> [What you will do]
Transcribe the listing below word for word.

## BEGIN Data for this exercise

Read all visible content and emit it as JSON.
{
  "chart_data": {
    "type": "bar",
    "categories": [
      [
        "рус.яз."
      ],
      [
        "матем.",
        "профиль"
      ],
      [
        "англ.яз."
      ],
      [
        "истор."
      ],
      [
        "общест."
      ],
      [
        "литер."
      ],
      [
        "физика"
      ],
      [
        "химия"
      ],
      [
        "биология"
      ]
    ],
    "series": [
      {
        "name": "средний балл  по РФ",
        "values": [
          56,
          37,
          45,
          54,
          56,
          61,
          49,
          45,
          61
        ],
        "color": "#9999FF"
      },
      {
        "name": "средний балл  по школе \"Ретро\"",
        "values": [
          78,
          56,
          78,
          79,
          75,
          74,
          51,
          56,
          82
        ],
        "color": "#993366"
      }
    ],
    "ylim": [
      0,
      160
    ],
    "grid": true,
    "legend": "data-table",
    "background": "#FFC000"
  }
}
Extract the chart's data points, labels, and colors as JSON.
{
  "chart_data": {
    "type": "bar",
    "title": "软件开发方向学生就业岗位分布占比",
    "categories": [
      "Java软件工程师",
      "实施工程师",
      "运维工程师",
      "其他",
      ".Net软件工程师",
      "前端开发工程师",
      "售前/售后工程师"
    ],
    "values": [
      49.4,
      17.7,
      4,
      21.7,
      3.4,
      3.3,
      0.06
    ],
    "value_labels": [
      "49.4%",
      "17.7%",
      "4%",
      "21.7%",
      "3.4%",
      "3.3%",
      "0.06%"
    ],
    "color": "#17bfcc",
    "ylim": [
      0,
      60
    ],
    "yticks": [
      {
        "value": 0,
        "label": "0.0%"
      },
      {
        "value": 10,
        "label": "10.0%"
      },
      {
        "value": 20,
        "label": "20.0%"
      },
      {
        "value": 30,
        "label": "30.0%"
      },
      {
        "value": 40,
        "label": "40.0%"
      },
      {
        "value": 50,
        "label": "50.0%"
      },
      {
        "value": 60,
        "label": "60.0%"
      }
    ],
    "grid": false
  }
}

## END Data for this exercise

> [Answer to the exercise]
Read all visible content and emit it as JSON.
{
  "chart_data": {
    "type": "bar",
    "categories": [
      [
        "рус.яз."
      ],
      [
        "матем.",
        "профиль"
      ],
      [
        "англ.яз."
      ],
      [
        "истор."
      ],
      [
        "общест."
      ],
      [
        "литер."
      ],
      [
        "физика"
      ],
      [
        "химия"
      ],
      [
        "биология"
      ]
    ],
    "series": [
      {
        "name": "средний балл  по РФ",
        "values": [
          56,
          37,
          45,
          54,
          56,
          61,
          49,
          45,
          61
        ],
        "color": "#9999FF"
      },
      {
        "name": "средний балл  по школе \"Ретро\"",
        "values": [
          78,
          56,
          78,
          79,
          75,
          74,
          51,
          56,
          82
        ],
        "color": "#993366"
      }
    ],
    "ylim": [
      0,
      160
    ],
    "grid": true,
    "legend": "data-table",
    "background": "#FFC000"
  }
}
Extract the chart's data points, labels, and colors as JSON.
{
  "chart_data": {
    "type": "bar",
    "title": "软件开发方向学生就业岗位分布占比",
    "categories": [
      "Java软件工程师",
      "实施工程师",
      "运维工程师",
      "其他",
      ".Net软件工程师",
      "前端开发工程师",
      "售前/售后工程师"
    ],
    "values": [
      49.4,
      17.7,
      4,
      21.7,
      3.4,
      3.3,
      0.06
    ],
    "value_labels": [
      "49.4%",
      "17.7%",
      "4%",
      "21.7%",
      "3.4%",
      "3.3%",
      "0.06%"
    ],
    "color": "#17bfcc",
    "ylim": [
      0,
      60
    ],
    "yticks": [
      {
        "value": 0,
        "label": "0.0%"
      },
      {
        "value": 10,
        "label": "10.0%"
      },
      {
        "value": 20,
        "label": "20.0%"
      },
      {
        "value": 30,
        "label": "30.0%"
      },
      {
        "value": 40,
        "label": "40.0%"
      },
      {
        "value": 50,
        "label": "50.0%"
      },
      {
        "value": 60,
        "label": "60.0%"
      }
    ],
    "grid": false
  }
}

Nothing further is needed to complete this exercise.